Data entries:
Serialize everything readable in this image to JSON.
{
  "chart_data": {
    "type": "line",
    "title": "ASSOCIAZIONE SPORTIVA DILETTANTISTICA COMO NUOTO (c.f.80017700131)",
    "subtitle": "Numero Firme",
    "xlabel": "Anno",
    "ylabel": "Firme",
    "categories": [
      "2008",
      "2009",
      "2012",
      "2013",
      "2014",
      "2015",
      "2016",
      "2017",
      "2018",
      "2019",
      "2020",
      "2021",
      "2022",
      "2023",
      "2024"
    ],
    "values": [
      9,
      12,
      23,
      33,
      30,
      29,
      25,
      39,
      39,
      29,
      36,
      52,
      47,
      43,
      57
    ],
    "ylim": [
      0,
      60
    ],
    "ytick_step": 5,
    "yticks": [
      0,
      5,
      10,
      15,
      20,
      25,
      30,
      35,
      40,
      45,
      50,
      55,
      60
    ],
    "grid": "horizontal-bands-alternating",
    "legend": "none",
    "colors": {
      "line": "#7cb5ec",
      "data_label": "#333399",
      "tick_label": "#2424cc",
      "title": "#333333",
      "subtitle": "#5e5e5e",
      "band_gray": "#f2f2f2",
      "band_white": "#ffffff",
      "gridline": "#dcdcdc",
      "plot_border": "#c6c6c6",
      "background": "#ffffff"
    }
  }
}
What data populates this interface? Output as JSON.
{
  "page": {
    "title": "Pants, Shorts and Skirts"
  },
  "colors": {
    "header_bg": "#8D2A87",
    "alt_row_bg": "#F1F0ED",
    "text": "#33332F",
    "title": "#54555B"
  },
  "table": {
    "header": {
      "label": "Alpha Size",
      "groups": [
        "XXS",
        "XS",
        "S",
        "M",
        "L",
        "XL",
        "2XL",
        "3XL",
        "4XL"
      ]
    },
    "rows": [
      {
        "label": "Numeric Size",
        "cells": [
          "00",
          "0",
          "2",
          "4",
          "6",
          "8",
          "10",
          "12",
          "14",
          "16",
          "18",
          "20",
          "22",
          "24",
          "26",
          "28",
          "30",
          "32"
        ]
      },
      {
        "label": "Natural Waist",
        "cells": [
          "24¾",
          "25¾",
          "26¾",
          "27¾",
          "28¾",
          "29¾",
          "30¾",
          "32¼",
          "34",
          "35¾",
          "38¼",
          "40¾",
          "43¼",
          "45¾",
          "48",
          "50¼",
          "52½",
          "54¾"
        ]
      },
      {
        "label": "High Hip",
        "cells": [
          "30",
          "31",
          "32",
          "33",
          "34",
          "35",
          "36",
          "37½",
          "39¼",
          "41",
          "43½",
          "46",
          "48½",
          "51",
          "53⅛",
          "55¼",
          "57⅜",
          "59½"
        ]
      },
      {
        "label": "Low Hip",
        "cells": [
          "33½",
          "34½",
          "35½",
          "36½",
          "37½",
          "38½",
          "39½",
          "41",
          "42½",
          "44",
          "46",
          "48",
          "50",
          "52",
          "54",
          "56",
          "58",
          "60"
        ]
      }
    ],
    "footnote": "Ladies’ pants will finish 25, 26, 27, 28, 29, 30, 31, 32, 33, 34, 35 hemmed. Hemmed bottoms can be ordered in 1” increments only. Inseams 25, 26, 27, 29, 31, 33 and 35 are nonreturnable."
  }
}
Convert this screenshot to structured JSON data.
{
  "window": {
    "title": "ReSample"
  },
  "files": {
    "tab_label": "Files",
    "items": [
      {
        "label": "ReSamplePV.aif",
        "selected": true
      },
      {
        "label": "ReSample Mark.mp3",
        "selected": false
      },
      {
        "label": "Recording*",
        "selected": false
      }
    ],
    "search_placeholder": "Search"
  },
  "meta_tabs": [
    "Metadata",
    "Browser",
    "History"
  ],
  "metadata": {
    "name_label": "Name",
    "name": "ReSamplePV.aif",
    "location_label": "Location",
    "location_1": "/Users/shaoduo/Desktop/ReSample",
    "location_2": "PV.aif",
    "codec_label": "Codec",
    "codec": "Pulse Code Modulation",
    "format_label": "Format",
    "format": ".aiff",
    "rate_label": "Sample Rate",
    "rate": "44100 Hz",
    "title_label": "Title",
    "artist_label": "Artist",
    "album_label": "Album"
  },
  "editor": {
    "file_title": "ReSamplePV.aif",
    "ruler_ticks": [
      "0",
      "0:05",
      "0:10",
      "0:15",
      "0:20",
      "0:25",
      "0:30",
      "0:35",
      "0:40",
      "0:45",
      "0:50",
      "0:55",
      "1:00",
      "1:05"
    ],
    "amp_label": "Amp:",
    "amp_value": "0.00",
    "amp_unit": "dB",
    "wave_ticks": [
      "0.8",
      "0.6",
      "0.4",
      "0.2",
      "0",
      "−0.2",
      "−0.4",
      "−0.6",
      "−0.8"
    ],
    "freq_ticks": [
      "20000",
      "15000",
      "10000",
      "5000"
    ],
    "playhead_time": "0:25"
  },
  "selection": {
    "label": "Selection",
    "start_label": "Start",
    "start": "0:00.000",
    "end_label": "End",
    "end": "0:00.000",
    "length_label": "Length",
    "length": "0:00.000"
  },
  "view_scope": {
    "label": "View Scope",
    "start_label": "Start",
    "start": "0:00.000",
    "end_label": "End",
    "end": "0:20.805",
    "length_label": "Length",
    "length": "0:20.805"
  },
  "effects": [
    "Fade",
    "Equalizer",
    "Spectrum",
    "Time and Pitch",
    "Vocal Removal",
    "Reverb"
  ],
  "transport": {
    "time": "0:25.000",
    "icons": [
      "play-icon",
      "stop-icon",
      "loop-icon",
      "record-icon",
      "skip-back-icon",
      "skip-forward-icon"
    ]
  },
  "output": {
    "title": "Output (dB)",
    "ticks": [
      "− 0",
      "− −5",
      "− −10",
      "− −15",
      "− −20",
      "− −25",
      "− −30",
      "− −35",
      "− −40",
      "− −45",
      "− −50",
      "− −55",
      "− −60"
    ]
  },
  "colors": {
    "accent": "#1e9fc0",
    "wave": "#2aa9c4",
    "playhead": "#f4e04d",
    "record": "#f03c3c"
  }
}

*STATED TASK:* Copy the lines from the entries above in which the word "Firme" appears.

*TASK RESPONSE:*
    "subtitle": "Numero Firme",
    "ylabel": "Firme",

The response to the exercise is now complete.